Instructions to follow:
Give only the number of lines in the data that contain the word "Calw".

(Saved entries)
+===+
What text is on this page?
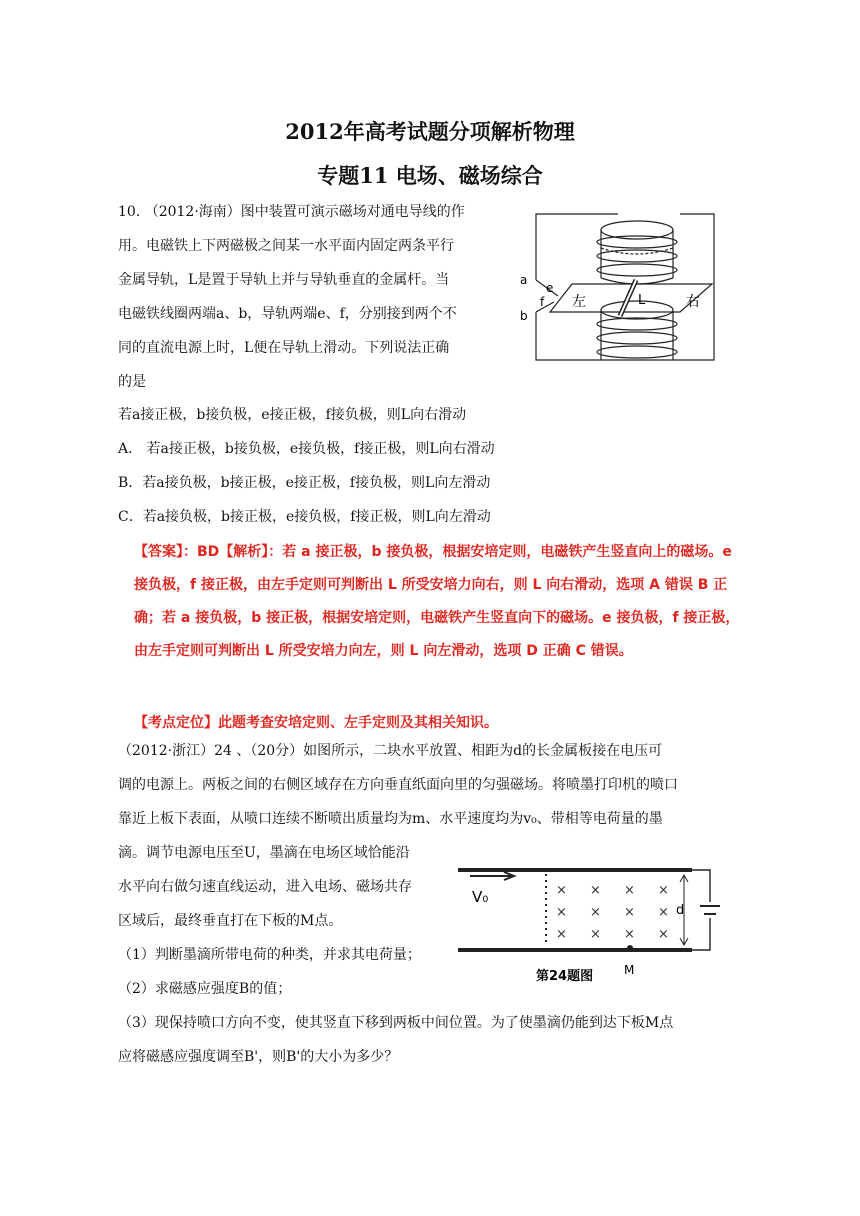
2012年高考试题分项解析物理
专题11 电场、磁场综合
10. （2012·海南）图中装置可演示磁场对通电导线的作
用。电磁铁上下两磁极之间某一水平面内固定两条平行
金属导轨，L是置于导轨上并与导轨垂直的金属杆。当
电磁铁线圈两端a、b，导轨两端e、f，分别接到两个不
同的直流电源上时，L便在导轨上滑动。下列说法正确
的是
若a接正极，b接负极，e接正极，f接负极，则L向右滑动
A． 若a接正极，b接负极，e接负极，f接正极，则L向右滑动
B．若a接负极，b接正极，e接正极，f接负极，则L向左滑动
C．若a接负极，b接正极，e接负极，f接正极，则L向左滑动
a
b
e
f 左	右
L

【答案】：BD【解析】：若 a 接正极，b 接负极，根据安培定则，电磁铁产生竖直向上的磁场。e 接负极，f 接正极，由左手定则可判断出 L 所受安培力向右，则 L 向右滑动，选项 A 错误 B 正确；若 a 接负极，b 接正极，根据安培定则，电磁铁产生竖直向下的磁场。e 接负极，f 接正极，由左手定则可判断出 L 所受安培力向左，则 L 向左滑动，选项 D 正确 C 错误。

【考点定位】此题考查安培定则、左手定则及其相关知识。
（2012·浙江）24 、（20分）如图所示，二块水平放置、相距为d的长金属板接在电压可
调的电源上。两板之间的右侧区域存在方向垂直纸面向里的匀强磁场。将喷墨打印机的喷口
靠近上板下表面，从喷口连续不断喷出质量均为m、水平速度均为v₀、带相等电荷量的墨
滴。调节电源电压至U，墨滴在电场区域恰能沿
水平向右做匀速直线运动，进入电场、磁场共存
区域后，最终垂直打在下板的M点。
（1）判断墨滴所带电荷的种类，并求其电荷量；
（2）求磁感应强度B的值；
（3）现保持喷口方向不变，使其竖直下移到两板中间位置。为了使墨滴仍能到达下板M点
应将磁感应强度调至B'，则B'的大小为多少？
V₀
d
M
第24题图
× × × ×
× × × ×
× × × ×
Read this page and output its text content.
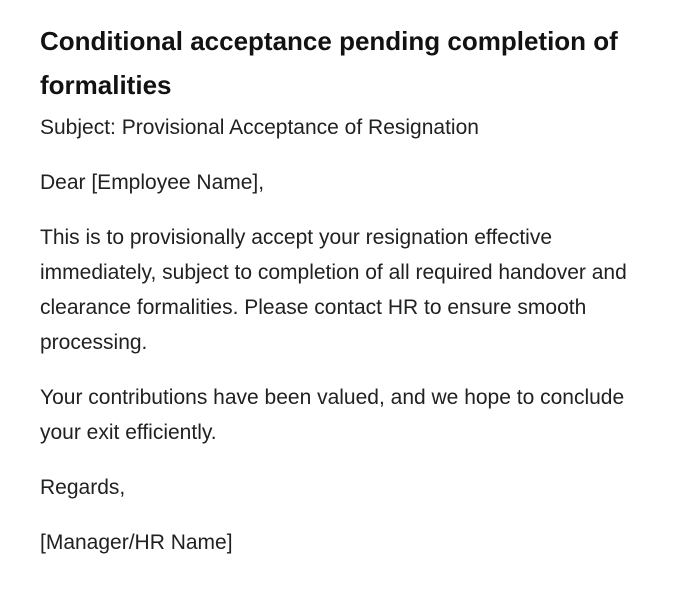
Conditional acceptance pending completion of formalities

Subject: Provisional Acceptance of Resignation

Dear [Employee Name],

This is to provisionally accept your resignation effective immediately, subject to completion of all required handover and clearance formalities. Please contact HR to ensure smooth processing.

Your contributions have been valued, and we hope to conclude your exit efficiently.

Regards,

[Manager/HR Name]
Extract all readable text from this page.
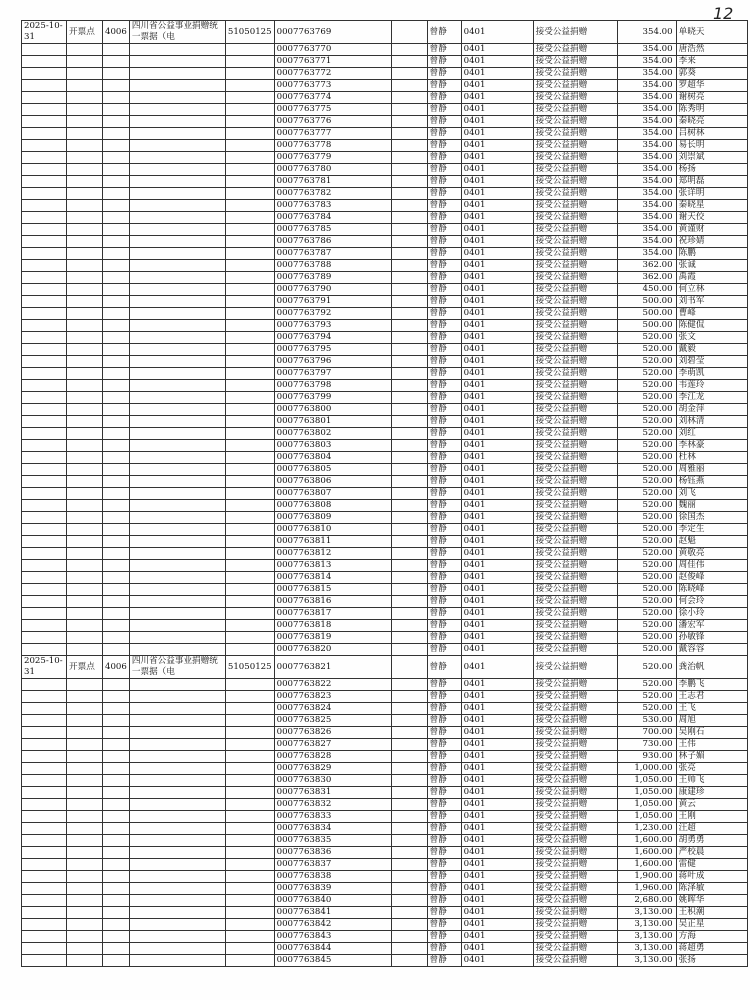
12
2025-10-31	开票点	4006	四川省公益事业捐赠统一票据（电	51050125	0007763769		曾静	0401	接受公益捐赠	354.00	单晓天
					0007763770		曾静	0401	接受公益捐赠	354.00	唐浩然
					0007763771		曾静	0401	接受公益捐赠	354.00	李来
					0007763772		曾静	0401	接受公益捐赠	354.00	郭葵
					0007763773		曾静	0401	接受公益捐赠	354.00	罗超华
					0007763774		曾静	0401	接受公益捐赠	354.00	谢树亮
					0007763775		曾静	0401	接受公益捐赠	354.00	陈秀明
					0007763776		曾静	0401	接受公益捐赠	354.00	秦晓亮
					0007763777		曾静	0401	接受公益捐赠	354.00	吕树林
					0007763778		曾静	0401	接受公益捐赠	354.00	易长明
					0007763779		曾静	0401	接受公益捐赠	354.00	刘崇斌
					0007763780		曾静	0401	接受公益捐赠	354.00	杨扬
					0007763781		曾静	0401	接受公益捐赠	354.00	郑明磊
					0007763782		曾静	0401	接受公益捐赠	354.00	张详明
					0007763783		曾静	0401	接受公益捐赠	354.00	秦晓星
					0007763784		曾静	0401	接受公益捐赠	354.00	谢天佼
					0007763785		曾静	0401	接受公益捐赠	354.00	黄谨财
					0007763786		曾静	0401	接受公益捐赠	354.00	祝珍婧
					0007763787		曾静	0401	接受公益捐赠	354.00	陈鹏
					0007763788		曾静	0401	接受公益捐赠	362.00	张诚
					0007763789		曾静	0401	接受公益捐赠	362.00	禹霞
					0007763790		曾静	0401	接受公益捐赠	450.00	何立林
					0007763791		曾静	0401	接受公益捐赠	500.00	刘书军
					0007763792		曾静	0401	接受公益捐赠	500.00	曹峰
					0007763793		曾静	0401	接受公益捐赠	500.00	陈健侃
					0007763794		曾静	0401	接受公益捐赠	520.00	张文
					0007763795		曾静	0401	接受公益捐赠	520.00	戴毅
					0007763796		曾静	0401	接受公益捐赠	520.00	刘碧莹
					0007763797		曾静	0401	接受公益捐赠	520.00	李萌凯
					0007763798		曾静	0401	接受公益捐赠	520.00	韦莲玲
					0007763799		曾静	0401	接受公益捐赠	520.00	李江龙
					0007763800		曾静	0401	接受公益捐赠	520.00	胡金萍
					0007763801		曾静	0401	接受公益捐赠	520.00	刘林清
					0007763802		曾静	0401	接受公益捐赠	520.00	刘红
					0007763803		曾静	0401	接受公益捐赠	520.00	李林豪
					0007763804		曾静	0401	接受公益捐赠	520.00	杜林
					0007763805		曾静	0401	接受公益捐赠	520.00	周雅丽
					0007763806		曾静	0401	接受公益捐赠	520.00	杨钰燕
					0007763807		曾静	0401	接受公益捐赠	520.00	刘飞
					0007763808		曾静	0401	接受公益捐赠	520.00	魏丽
					0007763809		曾静	0401	接受公益捐赠	520.00	徐国杰
					0007763810		曾静	0401	接受公益捐赠	520.00	李定生
					0007763811		曾静	0401	接受公益捐赠	520.00	赵魁
					0007763812		曾静	0401	接受公益捐赠	520.00	黄敬亮
					0007763813		曾静	0401	接受公益捐赠	520.00	周佳伟
					0007763814		曾静	0401	接受公益捐赠	520.00	赵俊峰
					0007763815		曾静	0401	接受公益捐赠	520.00	陈晓峰
					0007763816		曾静	0401	接受公益捐赠	520.00	何会玲
					0007763817		曾静	0401	接受公益捐赠	520.00	徐小玲
					0007763818		曾静	0401	接受公益捐赠	520.00	潘宏军
					0007763819		曾静	0401	接受公益捐赠	520.00	孙敏锋
					0007763820		曾静	0401	接受公益捐赠	520.00	戴容容
2025-10-31	开票点	4006	四川省公益事业捐赠统一票据（电	51050125	0007763821		曾静	0401	接受公益捐赠	520.00	龚治帆
					0007763822		曾静	0401	接受公益捐赠	520.00	李鹏飞
					0007763823		曾静	0401	接受公益捐赠	520.00	王志君
					0007763824		曾静	0401	接受公益捐赠	520.00	王飞
					0007763825		曾静	0401	接受公益捐赠	530.00	周旭
					0007763826		曾静	0401	接受公益捐赠	700.00	吴刚石
					0007763827		曾静	0401	接受公益捐赠	730.00	王伟
					0007763828		曾静	0401	接受公益捐赠	930.00	林子媚
					0007763829		曾静	0401	接受公益捐赠	1,000.00	张亮
					0007763830		曾静	0401	接受公益捐赠	1,050.00	王帅飞
					0007763831		曾静	0401	接受公益捐赠	1,050.00	康建珍
					0007763832		曾静	0401	接受公益捐赠	1,050.00	黄云
					0007763833		曾静	0401	接受公益捐赠	1,050.00	王刚
					0007763834		曾静	0401	接受公益捐赠	1,230.00	汪超
					0007763835		曾静	0401	接受公益捐赠	1,600.00	胡勇勇
					0007763836		曾静	0401	接受公益捐赠	1,600.00	严校晨
					0007763837		曾静	0401	接受公益捐赠	1,600.00	雷健
					0007763838		曾静	0401	接受公益捐赠	1,900.00	蒋叶成
					0007763839		曾静	0401	接受公益捐赠	1,960.00	陈泽敏
					0007763840		曾静	0401	接受公益捐赠	2,680.00	姚晖华
					0007763841		曾静	0401	接受公益捐赠	3,130.00	王积潮
					0007763842		曾静	0401	接受公益捐赠	3,130.00	吴正星
					0007763843		曾静	0401	接受公益捐赠	3,130.00	方海
					0007763844		曾静	0401	接受公益捐赠	3,130.00	蒋超勇
					0007763845		曾静	0401	接受公益捐赠	3,130.00	张扬
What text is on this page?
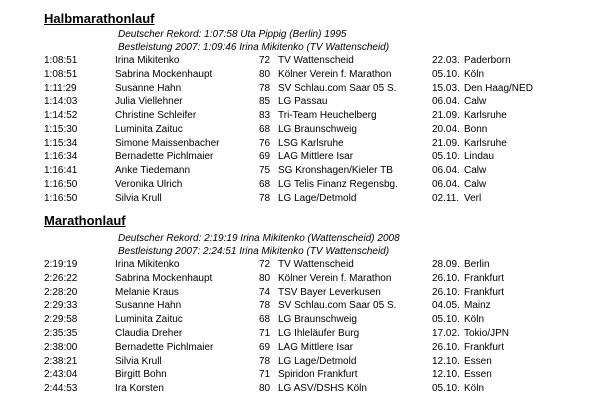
Halbmarathonlauf
Deutscher Rekord: 1:07:58 Uta Pippig (Berlin) 1995
Bestleistung 2007: 1:09:46 Irina Mikitenko (TV Wattenscheid)
1:08:51	Irina Mikitenko	72 TV Wattenscheid	22.03. Paderborn
1:08:51	Sabrina Mockenhaupt	80 Kölner Verein f. Marathon	05.10. Köln
1:11:29	Susanne Hahn	78 SV Schlau.com Saar 05 S.	15.03. Den Haag/NED
1:14:03	Julia Viellehner	85 LG Passau	06.04. Calw
1:14:52	Christine Schleifer	83 Tri-Team Heuchelberg	21.09. Karlsruhe
1:15:30	Luminita Zaituc	68 LG Braunschweig	20.04. Bonn
1:15:34	Simone Maissenbacher	76 LSG Karlsruhe	21.09. Karlsruhe
1:16:34	Bernadette Pichlmaier	69 LAG Mittlere Isar	05.10. Lindau
1:16:41	Anke Tiedemann	75 SG Kronshagen/Kieler TB	06.04. Calw
1:16:50	Veronika Ulrich	68 LG Telis Finanz Regensbg.	06.04. Calw
1:16:50	Silvia Krull	78 LG Lage/Detmold	02.11. Verl
Marathonlauf
Deutscher Rekord: 2:19:19 Irina Mikitenko (Wattenscheid) 2008
Bestleistung 2007: 2:24:51 Irina Mikitenko (TV Wattenscheid)
2:19:19	Irina Mikitenko	72 TV Wattenscheid	28.09. Berlin
2:26:22	Sabrina Mockenhaupt	80 Kölner Verein f. Marathon	26.10. Frankfurt
2:28:20	Melanie Kraus	74 TSV Bayer Leverkusen	26.10. Frankfurt
2:29:33	Susanne Hahn	78 SV Schlau.com Saar 05 S.	04.05. Mainz
2:29:58	Luminita Zaituc	68 LG Braunschweig	05.10. Köln
2:35:35	Claudia Dreher	71 LG Ihleläufer Burg	17.02. Tokio/JPN
2:38:00	Bernadette Pichlmaier	69 LAG Mittlere Isar	26.10. Frankfurt
2:38:21	Silvia Krull	78 LG Lage/Detmold	12.10. Essen
2:43:04	Birgitt Bohn	71 Spiridon Frankfurt	12.10. Essen
2:44:53	Ira Korsten	80 LG ASV/DSHS Köln	05.10. Köln
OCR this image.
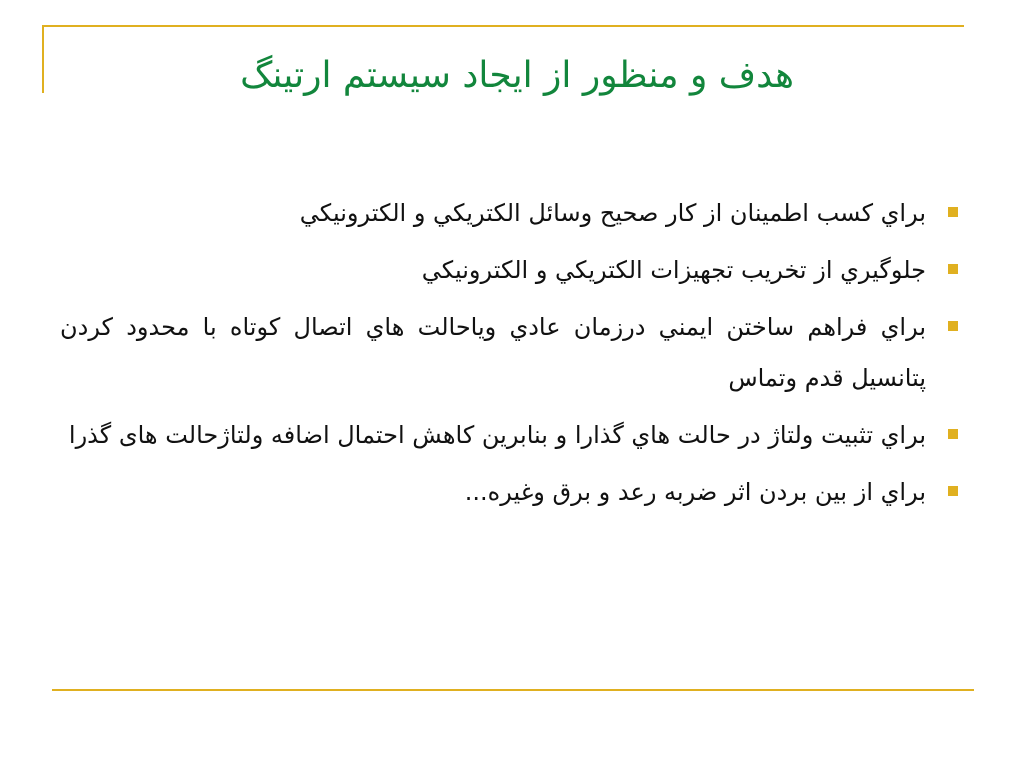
هدف و منظور از ايجاد سيستم ارتينگ
براي كسب اطمينان از كار صحيح وسائل الكتريكي و الكترونيكي
جلوگيري از تخريب تجهيزات الكتريكي و الكترونيكي
براي فراهم ساختن ايمني درزمان عادي وياحالت هاي اتصال كوتاه با محدود كردن پتانسيل قدم وتماس
براي تثبيت ولتاژ در حالت هاي گذارا و بنابرين كاهش احتمال اضافه ولتاژحالت های گذرا
براي از بين بردن اثر ضربه رعد و برق وغيره...
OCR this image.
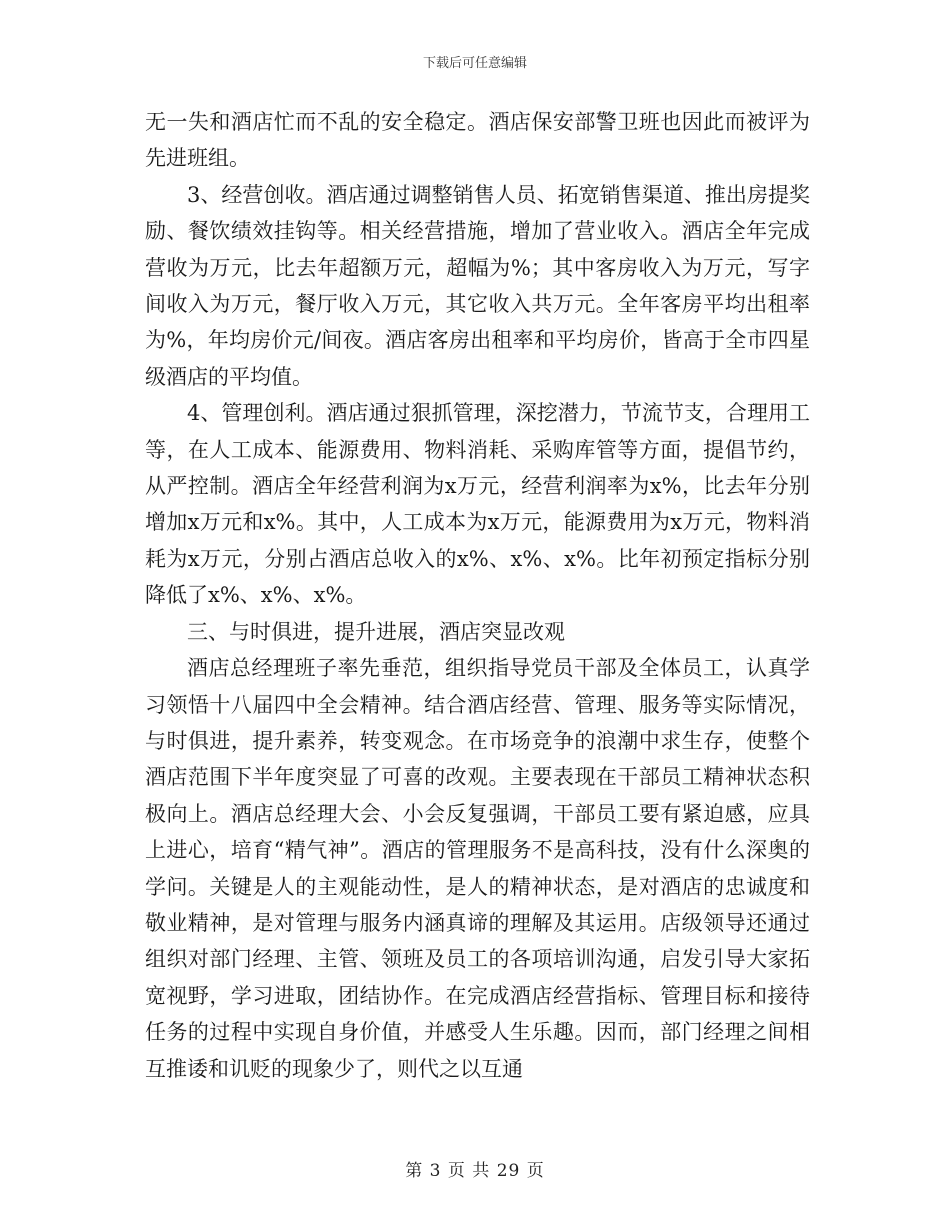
下载后可任意编辑

无一失和酒店忙而不乱的安全稳定。酒店保安部警卫班也因此而被评为先进班组。

3、经营创收。酒店通过调整销售人员、拓宽销售渠道、推出房提奖励、餐饮绩效挂钩等。相关经营措施，增加了营业收入。酒店全年完成营收为万元，比去年超额万元，超幅为%；其中客房收入为万元，写字间收入为万元，餐厅收入万元，其它收入共万元。全年客房平均出租率为%，年均房价元/间夜。酒店客房出租率和平均房价，皆高于全市四星级酒店的平均值。

4、管理创利。酒店通过狠抓管理，深挖潜力，节流节支，合理用工等，在人工成本、能源费用、物料消耗、采购库管等方面，提倡节约，从严控制。酒店全年经营利润为x万元，经营利润率为x%，比去年分别增加x万元和x%。其中，人工成本为x万元，能源费用为x万元，物料消耗为x万元，分别占酒店总收入的x%、x%、x%。比年初预定指标分别降低了x%、x%、x%。

三、与时俱进，提升进展，酒店突显改观

酒店总经理班子率先垂范，组织指导党员干部及全体员工，认真学习领悟十八届四中全会精神。结合酒店经营、管理、服务等实际情况，与时俱进，提升素养，转变观念。在市场竞争的浪潮中求生存，使整个酒店范围下半年度突显了可喜的改观。主要表现在干部员工精神状态积极向上。酒店总经理大会、小会反复强调，干部员工要有紧迫感，应具上进心，培育“精气神”。酒店的管理服务不是高科技，没有什么深奥的学问。关键是人的主观能动性，是人的精神状态，是对酒店的忠诚度和敬业精神，是对管理与服务内涵真谛的理解及其运用。店级领导还通过组织对部门经理、主管、领班及员工的各项培训沟通，启发引导大家拓宽视野，学习进取，团结协作。在完成酒店经营指标、管理目标和接待任务的过程中实现自身价值，并感受人生乐趣。因而，部门经理之间相互推诿和讥贬的现象少了，则代之以互通

第 3 页 共 29 页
+===+
Expected answer:
3